■ **Given problem**: Each line that contains the word "store" counts once; give the total for the records below and nothing else.

■ **Provided data**:

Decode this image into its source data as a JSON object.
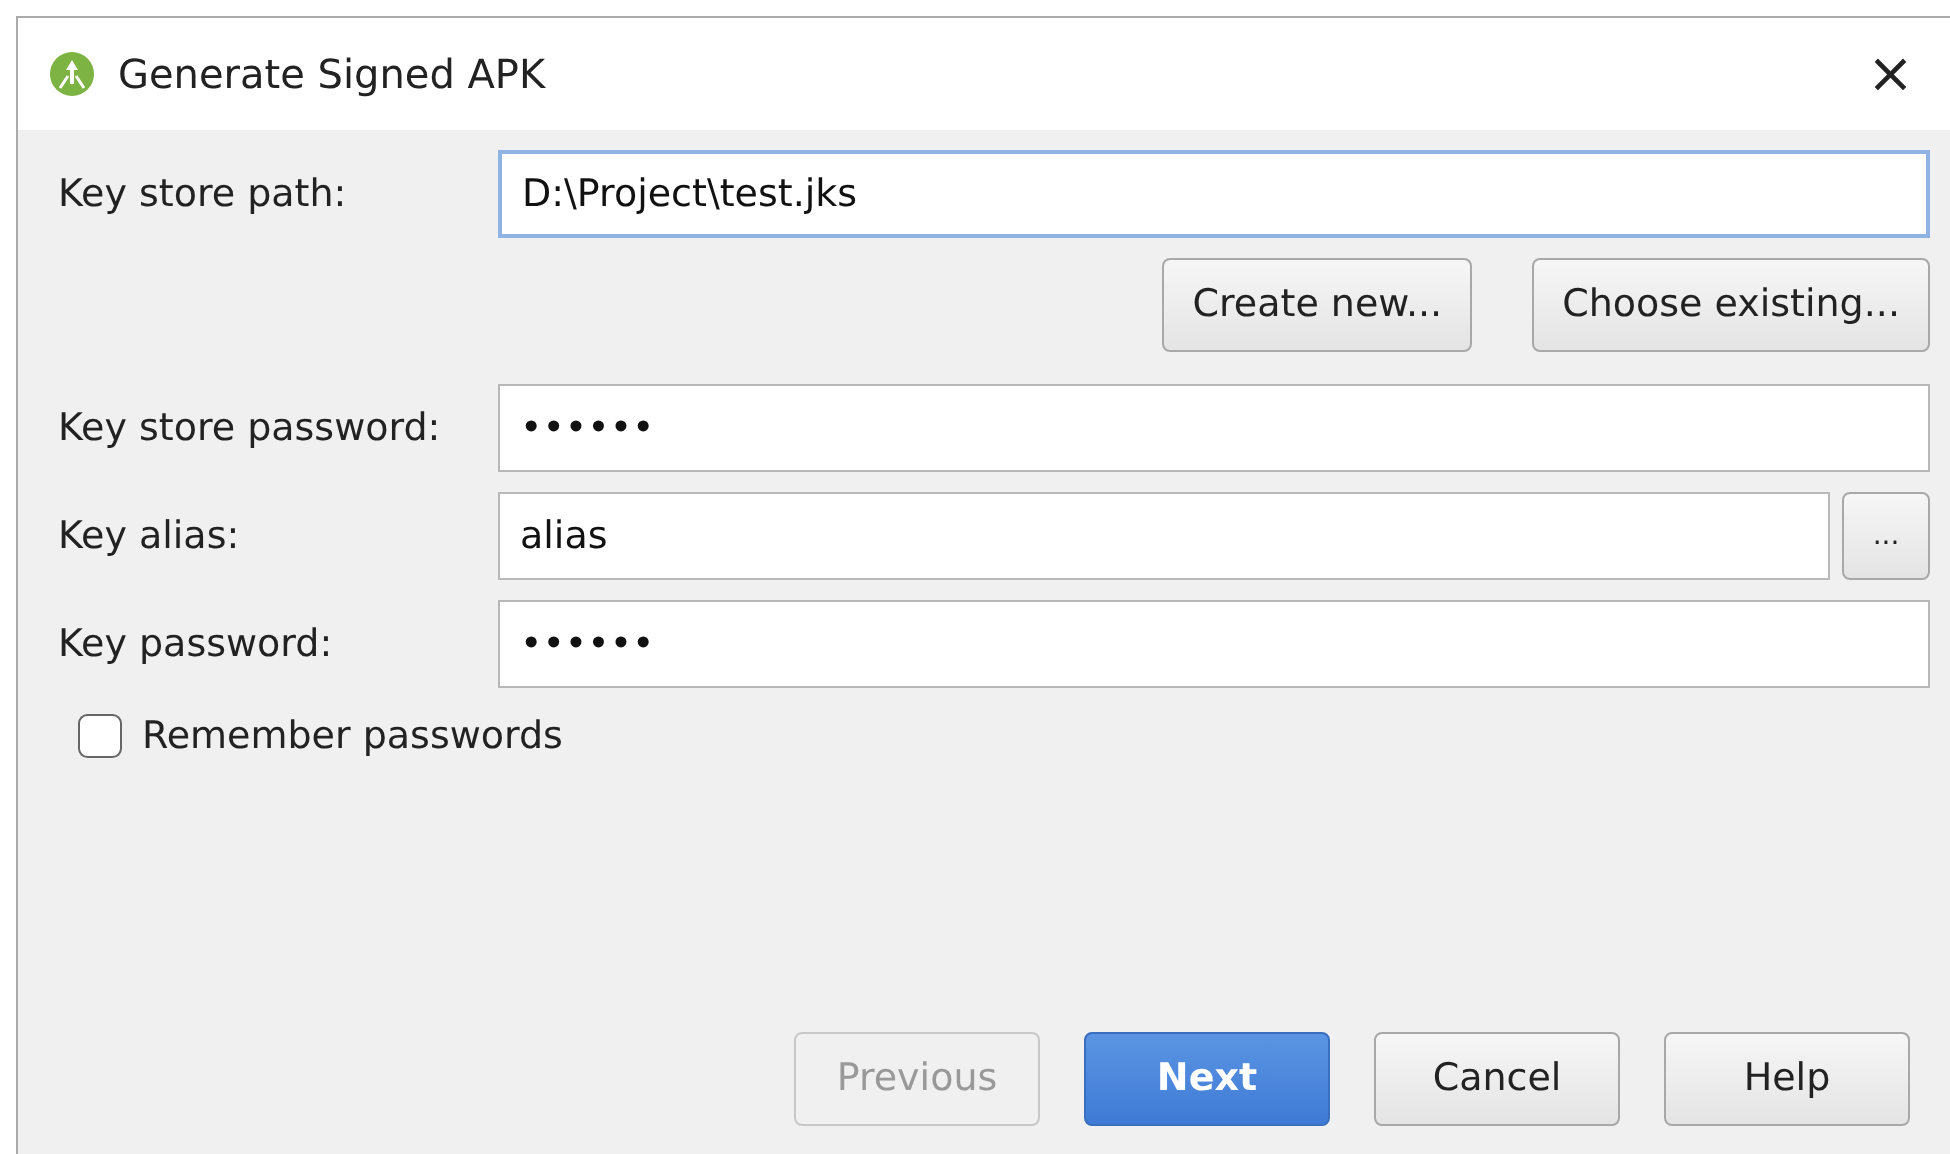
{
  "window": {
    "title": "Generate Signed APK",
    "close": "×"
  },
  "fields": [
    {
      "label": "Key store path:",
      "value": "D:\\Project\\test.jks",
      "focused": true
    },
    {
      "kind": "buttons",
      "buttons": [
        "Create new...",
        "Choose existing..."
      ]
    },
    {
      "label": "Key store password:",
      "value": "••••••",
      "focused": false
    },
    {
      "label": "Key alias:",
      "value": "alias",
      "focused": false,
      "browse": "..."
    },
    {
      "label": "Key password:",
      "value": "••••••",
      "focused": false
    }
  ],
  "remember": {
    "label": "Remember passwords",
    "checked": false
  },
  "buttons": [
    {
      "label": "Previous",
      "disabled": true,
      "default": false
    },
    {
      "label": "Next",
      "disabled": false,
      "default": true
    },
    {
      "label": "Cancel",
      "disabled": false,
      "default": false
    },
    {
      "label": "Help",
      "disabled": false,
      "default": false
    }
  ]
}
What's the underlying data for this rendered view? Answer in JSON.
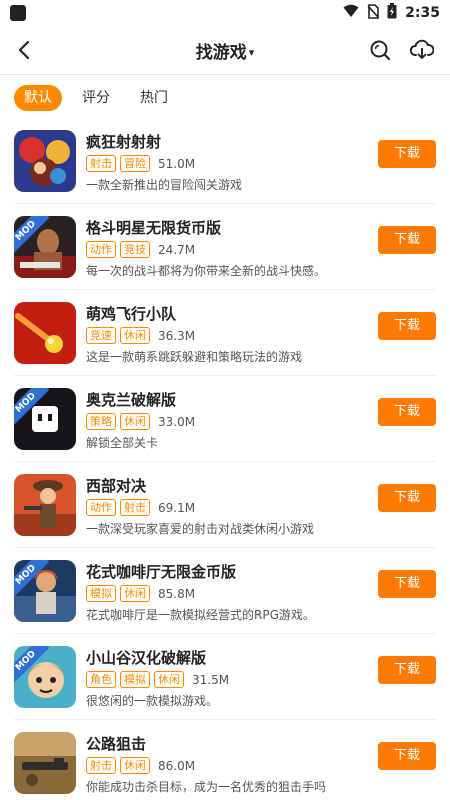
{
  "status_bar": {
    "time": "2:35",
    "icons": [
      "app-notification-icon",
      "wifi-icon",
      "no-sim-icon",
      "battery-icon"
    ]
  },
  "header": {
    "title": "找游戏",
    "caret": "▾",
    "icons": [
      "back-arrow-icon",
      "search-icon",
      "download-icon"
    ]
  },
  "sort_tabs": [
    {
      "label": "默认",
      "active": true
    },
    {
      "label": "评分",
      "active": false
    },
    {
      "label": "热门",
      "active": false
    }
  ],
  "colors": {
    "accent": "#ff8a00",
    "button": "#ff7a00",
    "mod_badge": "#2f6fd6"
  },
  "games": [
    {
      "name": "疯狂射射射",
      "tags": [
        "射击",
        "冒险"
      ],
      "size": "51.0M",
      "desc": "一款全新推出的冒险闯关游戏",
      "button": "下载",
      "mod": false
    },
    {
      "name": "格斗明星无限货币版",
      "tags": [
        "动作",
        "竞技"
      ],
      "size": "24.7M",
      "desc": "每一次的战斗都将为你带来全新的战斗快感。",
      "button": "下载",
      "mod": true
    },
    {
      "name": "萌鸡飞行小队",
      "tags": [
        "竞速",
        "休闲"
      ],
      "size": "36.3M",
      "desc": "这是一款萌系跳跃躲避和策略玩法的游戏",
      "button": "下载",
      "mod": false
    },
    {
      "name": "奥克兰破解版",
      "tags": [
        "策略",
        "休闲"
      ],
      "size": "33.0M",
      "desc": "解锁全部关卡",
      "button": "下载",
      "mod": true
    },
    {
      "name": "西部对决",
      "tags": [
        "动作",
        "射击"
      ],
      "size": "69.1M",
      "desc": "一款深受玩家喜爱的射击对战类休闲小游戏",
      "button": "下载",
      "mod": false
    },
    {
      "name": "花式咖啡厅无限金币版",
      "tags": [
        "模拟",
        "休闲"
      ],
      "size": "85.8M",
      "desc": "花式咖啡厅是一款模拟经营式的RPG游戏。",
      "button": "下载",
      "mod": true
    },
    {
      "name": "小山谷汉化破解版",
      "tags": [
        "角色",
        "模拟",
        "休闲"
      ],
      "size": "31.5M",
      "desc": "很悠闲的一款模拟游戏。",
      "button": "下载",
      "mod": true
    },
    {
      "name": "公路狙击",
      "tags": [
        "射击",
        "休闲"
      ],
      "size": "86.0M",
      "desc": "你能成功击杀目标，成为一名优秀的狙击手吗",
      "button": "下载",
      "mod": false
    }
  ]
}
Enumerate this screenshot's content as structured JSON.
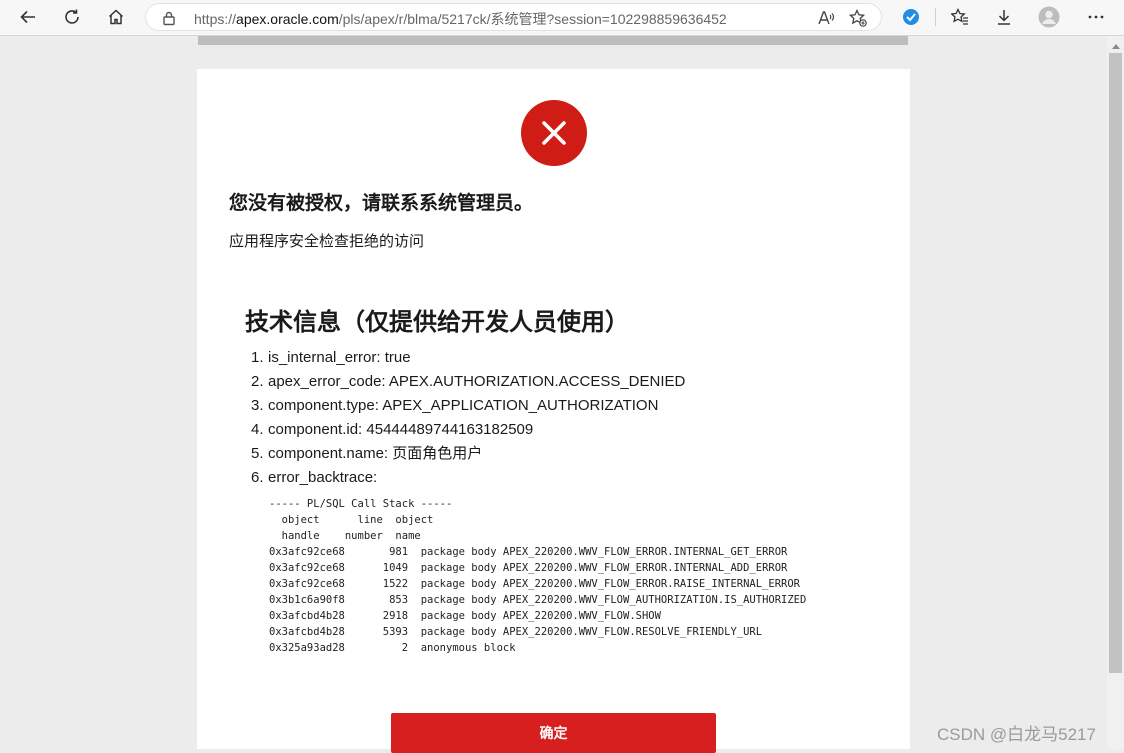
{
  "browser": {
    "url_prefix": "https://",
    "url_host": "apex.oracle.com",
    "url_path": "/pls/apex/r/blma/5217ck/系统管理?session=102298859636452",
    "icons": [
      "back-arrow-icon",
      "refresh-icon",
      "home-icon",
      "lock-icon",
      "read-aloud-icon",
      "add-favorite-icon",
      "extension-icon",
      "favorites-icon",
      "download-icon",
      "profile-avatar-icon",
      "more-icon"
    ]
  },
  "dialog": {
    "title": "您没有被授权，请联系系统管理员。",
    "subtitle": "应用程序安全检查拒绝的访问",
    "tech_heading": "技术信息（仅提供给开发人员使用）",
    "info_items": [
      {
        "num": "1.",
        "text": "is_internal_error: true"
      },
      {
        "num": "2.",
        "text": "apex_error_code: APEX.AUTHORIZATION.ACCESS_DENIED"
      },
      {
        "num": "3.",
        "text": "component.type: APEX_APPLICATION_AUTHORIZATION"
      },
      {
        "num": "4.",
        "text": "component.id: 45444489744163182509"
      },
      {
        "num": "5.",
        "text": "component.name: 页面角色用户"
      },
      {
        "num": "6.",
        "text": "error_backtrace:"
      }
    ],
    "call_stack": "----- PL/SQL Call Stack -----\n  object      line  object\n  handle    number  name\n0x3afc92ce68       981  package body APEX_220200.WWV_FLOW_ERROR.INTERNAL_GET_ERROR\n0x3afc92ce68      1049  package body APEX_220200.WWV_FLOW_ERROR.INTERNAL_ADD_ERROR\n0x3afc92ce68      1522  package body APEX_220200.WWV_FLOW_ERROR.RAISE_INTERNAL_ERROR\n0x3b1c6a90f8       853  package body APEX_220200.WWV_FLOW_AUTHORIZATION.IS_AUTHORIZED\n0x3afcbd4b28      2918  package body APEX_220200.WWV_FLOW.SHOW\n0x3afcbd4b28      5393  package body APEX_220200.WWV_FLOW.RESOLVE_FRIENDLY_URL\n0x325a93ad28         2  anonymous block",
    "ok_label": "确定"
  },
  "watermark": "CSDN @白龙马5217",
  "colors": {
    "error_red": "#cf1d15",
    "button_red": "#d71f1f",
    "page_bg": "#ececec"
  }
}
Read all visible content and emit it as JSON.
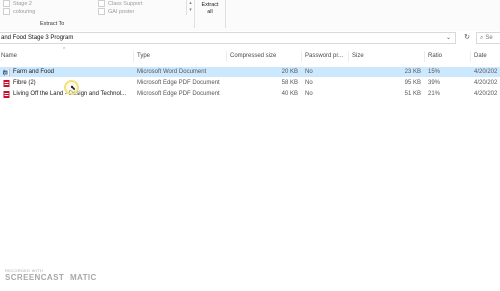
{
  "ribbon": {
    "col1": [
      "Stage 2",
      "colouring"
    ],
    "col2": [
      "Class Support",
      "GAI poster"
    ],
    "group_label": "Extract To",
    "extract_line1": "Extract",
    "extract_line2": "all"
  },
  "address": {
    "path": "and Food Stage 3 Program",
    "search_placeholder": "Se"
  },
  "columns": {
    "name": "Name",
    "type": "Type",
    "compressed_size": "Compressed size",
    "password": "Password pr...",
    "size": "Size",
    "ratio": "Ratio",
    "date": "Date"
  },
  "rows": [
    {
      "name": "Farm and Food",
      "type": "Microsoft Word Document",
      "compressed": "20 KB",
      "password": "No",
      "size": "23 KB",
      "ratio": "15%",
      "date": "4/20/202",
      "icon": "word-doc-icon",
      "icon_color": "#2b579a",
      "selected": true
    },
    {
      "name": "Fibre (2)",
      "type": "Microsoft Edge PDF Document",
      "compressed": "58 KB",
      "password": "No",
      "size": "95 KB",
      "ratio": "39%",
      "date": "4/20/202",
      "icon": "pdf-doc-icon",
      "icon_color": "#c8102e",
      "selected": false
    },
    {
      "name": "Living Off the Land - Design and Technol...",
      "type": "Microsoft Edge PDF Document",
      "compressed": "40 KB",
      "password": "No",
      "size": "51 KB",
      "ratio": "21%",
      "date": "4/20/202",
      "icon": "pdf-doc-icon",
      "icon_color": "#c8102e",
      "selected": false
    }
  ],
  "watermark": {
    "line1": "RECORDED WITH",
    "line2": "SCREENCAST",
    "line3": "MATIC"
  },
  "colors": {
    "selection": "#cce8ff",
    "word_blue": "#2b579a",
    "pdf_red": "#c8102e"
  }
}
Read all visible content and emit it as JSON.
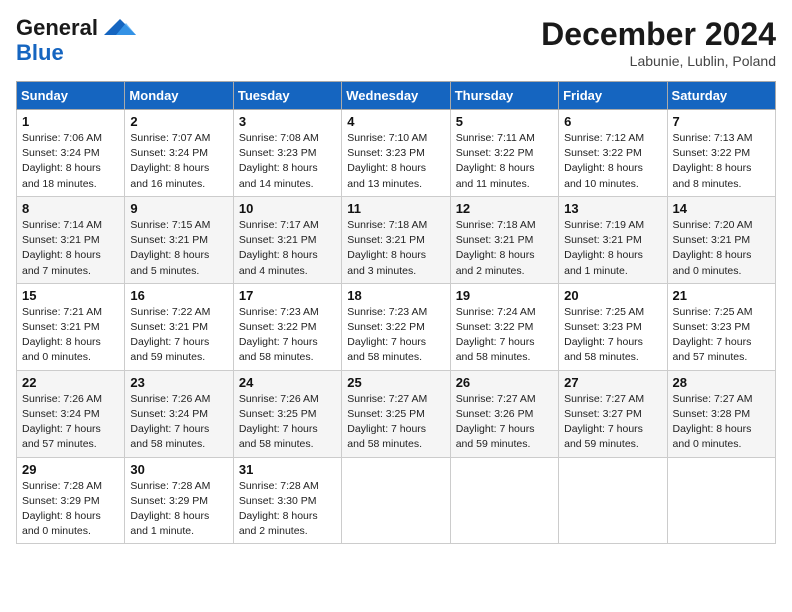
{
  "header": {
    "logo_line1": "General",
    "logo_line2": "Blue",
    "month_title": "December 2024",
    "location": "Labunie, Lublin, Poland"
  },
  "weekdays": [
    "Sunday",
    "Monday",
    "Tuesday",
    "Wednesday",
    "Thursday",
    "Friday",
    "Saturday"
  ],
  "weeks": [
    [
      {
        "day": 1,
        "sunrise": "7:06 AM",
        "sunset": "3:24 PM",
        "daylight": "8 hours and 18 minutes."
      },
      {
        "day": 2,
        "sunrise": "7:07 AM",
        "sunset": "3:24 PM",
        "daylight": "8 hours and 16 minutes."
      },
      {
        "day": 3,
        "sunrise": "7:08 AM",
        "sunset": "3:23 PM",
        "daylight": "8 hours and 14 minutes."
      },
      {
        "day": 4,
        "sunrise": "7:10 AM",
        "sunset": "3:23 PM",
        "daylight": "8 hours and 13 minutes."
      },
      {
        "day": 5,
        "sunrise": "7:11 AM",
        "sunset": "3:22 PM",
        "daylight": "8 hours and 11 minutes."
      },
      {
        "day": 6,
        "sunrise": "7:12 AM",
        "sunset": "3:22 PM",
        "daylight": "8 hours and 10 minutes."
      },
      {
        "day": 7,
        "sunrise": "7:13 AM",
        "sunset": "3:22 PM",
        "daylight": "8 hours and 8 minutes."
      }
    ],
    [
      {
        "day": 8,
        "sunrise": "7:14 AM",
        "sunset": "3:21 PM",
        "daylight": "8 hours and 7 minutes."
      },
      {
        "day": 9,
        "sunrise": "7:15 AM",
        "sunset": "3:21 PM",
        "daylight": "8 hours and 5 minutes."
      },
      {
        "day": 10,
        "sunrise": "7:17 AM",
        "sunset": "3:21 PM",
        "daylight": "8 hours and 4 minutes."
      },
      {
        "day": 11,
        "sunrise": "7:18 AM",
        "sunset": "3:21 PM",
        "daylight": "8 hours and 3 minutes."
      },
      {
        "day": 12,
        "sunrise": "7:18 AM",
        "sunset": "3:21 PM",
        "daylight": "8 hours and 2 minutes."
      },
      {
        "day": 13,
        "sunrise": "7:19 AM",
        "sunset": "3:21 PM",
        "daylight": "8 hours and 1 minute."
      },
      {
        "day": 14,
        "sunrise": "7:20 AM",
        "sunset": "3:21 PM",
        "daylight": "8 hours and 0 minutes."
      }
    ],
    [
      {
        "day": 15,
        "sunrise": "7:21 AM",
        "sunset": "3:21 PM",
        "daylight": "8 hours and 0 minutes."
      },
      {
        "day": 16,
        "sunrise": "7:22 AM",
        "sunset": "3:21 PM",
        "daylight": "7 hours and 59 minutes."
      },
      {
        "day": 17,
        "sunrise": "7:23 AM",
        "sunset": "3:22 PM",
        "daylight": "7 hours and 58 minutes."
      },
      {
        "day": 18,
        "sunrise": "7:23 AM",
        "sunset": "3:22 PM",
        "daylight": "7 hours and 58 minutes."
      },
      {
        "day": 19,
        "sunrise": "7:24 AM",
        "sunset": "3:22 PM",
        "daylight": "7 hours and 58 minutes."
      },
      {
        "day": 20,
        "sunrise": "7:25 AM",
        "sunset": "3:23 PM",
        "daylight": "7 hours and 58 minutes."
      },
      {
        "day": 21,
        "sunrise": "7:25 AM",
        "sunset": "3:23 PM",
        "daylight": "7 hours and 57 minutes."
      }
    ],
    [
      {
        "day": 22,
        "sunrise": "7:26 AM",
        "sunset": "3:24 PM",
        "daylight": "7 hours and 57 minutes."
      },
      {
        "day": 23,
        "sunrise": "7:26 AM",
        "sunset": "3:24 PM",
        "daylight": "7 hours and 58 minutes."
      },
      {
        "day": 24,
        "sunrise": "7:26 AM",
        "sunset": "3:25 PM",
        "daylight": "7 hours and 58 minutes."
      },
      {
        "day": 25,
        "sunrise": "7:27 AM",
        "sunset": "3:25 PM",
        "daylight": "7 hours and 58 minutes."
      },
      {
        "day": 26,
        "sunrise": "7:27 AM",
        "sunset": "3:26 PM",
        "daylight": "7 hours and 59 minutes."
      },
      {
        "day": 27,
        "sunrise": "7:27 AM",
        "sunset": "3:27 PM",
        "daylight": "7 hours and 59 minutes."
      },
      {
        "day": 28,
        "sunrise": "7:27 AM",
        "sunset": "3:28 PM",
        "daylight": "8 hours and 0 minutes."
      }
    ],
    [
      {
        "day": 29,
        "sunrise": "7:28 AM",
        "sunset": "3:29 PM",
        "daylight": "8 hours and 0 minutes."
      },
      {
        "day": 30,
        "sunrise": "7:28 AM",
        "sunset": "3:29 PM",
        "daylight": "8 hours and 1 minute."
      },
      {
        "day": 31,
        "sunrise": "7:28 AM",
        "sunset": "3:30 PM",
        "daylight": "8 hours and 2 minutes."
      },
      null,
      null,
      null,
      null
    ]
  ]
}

■ **Task answer**: 2